Where a line contains the word "username", copy that line.

** start **

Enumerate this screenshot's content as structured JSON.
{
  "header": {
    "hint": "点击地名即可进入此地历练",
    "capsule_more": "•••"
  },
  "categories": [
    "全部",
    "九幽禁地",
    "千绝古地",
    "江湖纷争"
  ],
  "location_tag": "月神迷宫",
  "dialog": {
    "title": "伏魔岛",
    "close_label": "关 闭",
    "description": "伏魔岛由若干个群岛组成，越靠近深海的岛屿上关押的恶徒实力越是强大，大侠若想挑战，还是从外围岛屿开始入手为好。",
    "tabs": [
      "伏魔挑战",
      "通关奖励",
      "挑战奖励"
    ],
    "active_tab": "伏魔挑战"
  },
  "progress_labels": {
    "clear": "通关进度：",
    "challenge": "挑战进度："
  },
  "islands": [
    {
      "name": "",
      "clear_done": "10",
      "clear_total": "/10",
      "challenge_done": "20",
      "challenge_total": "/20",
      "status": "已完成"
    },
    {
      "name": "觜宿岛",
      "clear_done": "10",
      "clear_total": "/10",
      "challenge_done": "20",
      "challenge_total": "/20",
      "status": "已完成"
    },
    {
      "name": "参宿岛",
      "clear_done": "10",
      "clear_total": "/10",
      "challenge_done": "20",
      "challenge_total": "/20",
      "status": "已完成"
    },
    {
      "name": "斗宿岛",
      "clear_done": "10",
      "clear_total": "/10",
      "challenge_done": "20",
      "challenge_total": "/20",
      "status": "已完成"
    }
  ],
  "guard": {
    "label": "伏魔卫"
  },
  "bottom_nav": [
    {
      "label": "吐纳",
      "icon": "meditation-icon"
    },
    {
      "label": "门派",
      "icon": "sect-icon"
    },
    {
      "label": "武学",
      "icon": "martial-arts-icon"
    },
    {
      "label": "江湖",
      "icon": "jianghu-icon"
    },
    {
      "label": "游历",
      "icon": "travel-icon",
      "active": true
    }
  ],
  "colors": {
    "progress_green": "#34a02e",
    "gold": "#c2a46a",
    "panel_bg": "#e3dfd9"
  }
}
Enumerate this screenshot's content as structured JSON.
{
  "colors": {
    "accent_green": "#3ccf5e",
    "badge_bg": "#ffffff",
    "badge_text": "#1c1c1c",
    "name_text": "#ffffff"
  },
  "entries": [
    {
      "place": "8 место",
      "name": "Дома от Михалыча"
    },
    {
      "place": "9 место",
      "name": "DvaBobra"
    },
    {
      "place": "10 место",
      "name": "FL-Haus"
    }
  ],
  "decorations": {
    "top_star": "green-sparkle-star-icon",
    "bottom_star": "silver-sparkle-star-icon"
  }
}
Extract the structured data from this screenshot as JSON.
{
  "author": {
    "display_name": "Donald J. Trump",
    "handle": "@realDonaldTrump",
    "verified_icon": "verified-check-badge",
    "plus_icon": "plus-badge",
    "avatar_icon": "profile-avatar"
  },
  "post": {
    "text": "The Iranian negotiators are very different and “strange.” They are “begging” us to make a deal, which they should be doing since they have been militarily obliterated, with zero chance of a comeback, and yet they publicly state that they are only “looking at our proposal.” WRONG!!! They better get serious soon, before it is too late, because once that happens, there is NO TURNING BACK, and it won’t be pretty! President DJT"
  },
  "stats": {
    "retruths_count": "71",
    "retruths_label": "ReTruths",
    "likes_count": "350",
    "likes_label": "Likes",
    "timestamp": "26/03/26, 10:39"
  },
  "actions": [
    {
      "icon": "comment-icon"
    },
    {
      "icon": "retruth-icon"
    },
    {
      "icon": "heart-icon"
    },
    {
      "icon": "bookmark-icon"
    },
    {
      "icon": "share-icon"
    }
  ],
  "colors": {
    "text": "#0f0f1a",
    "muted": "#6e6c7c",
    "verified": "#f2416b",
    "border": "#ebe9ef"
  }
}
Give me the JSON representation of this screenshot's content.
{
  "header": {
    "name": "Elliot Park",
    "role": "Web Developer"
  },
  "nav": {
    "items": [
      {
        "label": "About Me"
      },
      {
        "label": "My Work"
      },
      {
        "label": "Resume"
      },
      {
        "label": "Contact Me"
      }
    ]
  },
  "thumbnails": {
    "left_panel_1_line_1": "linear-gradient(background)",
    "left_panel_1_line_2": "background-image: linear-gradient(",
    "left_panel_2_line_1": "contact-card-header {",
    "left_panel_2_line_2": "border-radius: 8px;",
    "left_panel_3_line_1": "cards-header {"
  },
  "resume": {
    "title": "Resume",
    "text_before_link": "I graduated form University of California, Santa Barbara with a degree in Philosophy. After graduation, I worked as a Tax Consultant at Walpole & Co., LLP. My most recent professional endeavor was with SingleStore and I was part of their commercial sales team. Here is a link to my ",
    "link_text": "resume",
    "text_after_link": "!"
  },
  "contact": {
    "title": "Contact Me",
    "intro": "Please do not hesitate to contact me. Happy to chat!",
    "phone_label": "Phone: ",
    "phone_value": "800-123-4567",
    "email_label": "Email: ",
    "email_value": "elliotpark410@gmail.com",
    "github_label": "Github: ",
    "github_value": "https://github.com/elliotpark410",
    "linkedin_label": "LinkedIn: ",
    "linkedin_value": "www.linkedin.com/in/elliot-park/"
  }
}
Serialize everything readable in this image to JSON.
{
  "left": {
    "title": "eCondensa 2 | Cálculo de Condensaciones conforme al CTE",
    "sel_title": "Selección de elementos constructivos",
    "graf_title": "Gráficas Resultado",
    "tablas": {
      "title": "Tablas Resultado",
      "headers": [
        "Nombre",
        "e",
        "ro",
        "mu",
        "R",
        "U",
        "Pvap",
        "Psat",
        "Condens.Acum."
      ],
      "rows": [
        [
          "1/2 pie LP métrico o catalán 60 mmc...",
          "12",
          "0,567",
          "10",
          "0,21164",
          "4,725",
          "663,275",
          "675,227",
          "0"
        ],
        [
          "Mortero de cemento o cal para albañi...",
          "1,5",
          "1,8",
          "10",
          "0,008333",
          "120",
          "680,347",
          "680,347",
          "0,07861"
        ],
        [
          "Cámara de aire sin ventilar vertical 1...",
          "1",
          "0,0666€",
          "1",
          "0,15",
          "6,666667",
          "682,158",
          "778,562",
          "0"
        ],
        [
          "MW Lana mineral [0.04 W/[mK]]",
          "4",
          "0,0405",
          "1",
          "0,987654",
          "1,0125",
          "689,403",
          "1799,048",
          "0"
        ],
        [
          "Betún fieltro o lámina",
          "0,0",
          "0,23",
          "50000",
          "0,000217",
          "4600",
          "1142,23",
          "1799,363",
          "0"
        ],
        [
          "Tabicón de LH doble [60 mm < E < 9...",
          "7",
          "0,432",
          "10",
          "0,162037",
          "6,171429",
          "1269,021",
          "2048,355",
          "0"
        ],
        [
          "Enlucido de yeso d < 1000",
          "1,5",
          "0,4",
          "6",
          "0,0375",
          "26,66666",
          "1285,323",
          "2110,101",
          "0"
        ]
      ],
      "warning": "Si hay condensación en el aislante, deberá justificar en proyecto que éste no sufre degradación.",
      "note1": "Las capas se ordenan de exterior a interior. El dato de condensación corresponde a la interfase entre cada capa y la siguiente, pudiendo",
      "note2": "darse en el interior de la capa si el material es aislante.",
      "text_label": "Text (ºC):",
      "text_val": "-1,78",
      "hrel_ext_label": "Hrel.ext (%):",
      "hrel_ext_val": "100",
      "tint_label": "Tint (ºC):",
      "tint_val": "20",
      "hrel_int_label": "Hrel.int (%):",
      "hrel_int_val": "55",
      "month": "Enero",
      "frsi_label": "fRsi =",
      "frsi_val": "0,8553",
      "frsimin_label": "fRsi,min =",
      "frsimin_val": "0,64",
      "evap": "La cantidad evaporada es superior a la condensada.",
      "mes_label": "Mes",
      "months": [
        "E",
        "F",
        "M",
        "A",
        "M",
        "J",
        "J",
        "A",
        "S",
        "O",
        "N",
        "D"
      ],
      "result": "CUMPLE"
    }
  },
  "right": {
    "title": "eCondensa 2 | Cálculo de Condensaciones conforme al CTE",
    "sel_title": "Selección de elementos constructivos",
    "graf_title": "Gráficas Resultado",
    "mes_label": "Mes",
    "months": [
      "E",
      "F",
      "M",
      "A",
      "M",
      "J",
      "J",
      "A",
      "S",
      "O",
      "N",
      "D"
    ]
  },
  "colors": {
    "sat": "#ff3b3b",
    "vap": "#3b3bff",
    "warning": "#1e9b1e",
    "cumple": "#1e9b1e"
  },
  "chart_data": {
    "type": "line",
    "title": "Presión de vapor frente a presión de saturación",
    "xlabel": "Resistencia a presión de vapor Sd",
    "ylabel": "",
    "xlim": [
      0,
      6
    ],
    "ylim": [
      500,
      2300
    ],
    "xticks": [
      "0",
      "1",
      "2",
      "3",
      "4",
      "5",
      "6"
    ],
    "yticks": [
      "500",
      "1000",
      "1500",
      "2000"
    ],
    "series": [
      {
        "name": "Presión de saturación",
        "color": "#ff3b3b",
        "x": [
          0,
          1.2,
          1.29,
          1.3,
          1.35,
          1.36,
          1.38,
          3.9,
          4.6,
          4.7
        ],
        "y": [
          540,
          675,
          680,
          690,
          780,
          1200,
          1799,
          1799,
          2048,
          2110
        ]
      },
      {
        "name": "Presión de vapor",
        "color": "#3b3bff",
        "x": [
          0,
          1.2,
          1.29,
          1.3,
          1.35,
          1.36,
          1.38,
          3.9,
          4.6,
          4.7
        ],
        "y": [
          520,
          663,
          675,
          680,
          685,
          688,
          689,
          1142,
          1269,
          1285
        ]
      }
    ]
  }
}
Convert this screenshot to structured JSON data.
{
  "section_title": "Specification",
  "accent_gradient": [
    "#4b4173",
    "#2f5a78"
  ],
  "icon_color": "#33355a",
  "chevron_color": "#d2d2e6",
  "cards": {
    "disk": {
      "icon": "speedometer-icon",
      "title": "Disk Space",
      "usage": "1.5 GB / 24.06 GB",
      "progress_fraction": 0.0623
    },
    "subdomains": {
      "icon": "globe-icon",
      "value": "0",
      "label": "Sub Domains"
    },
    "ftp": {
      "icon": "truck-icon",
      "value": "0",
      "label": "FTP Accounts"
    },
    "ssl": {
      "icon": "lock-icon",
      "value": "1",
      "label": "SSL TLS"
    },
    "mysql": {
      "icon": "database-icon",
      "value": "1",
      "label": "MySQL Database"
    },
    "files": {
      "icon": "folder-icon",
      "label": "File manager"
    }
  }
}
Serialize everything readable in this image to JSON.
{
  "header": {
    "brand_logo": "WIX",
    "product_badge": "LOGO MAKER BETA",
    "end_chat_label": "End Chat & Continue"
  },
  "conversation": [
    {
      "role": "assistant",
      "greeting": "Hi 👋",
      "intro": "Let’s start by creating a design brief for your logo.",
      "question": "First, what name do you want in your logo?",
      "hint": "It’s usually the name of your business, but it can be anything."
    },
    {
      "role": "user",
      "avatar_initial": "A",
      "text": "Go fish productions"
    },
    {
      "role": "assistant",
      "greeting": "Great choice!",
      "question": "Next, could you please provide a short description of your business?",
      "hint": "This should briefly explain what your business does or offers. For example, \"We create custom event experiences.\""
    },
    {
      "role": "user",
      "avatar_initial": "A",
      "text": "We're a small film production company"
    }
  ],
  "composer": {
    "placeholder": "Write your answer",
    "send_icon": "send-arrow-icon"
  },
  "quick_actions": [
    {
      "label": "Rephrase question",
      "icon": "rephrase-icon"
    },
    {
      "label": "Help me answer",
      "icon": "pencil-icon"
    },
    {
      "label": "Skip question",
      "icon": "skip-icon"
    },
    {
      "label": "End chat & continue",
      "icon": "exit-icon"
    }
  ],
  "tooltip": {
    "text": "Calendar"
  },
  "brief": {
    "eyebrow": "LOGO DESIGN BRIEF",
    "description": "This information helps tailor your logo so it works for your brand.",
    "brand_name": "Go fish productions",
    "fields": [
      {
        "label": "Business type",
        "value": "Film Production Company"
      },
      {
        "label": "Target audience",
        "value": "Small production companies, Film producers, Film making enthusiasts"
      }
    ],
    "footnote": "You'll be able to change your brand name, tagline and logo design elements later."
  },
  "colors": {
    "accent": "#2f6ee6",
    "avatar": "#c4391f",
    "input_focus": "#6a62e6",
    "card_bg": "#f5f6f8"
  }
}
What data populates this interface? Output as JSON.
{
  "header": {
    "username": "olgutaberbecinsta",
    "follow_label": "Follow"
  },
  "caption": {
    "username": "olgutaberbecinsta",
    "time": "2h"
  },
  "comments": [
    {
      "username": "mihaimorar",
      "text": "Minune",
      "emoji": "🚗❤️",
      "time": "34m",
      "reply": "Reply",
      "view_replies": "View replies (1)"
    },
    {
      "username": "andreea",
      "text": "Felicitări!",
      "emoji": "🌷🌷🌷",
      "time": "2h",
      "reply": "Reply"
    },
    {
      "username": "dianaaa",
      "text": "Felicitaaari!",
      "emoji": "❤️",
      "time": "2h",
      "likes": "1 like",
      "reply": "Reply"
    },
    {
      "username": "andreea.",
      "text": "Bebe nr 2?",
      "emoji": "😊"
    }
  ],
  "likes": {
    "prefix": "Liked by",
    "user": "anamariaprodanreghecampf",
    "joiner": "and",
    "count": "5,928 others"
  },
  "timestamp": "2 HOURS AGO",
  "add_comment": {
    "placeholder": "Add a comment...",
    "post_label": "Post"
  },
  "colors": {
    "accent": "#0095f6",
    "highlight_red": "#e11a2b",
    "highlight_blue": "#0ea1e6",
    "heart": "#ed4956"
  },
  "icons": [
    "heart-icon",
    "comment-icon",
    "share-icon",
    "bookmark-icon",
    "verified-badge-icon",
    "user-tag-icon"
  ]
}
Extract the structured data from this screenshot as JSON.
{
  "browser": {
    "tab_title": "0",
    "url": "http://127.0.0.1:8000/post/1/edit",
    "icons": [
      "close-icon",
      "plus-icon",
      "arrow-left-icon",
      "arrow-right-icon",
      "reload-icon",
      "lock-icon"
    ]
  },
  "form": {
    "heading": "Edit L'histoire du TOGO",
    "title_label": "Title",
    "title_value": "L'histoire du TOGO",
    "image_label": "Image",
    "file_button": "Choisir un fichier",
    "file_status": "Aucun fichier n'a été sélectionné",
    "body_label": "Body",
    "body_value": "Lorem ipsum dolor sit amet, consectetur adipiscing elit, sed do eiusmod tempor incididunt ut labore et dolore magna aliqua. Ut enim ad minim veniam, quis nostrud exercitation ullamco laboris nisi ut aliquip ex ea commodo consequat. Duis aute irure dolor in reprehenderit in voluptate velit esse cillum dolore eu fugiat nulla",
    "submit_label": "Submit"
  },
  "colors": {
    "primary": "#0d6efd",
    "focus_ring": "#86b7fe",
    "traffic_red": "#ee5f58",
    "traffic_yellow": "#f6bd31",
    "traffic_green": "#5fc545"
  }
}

** end **

__Solution to the problem__:
    "username": "olgutaberbecinsta",
    "username": "olgutaberbecinsta",
      "username": "mihaimorar",
      "username": "andreea",
      "username": "dianaaa",
      "username": "andreea.",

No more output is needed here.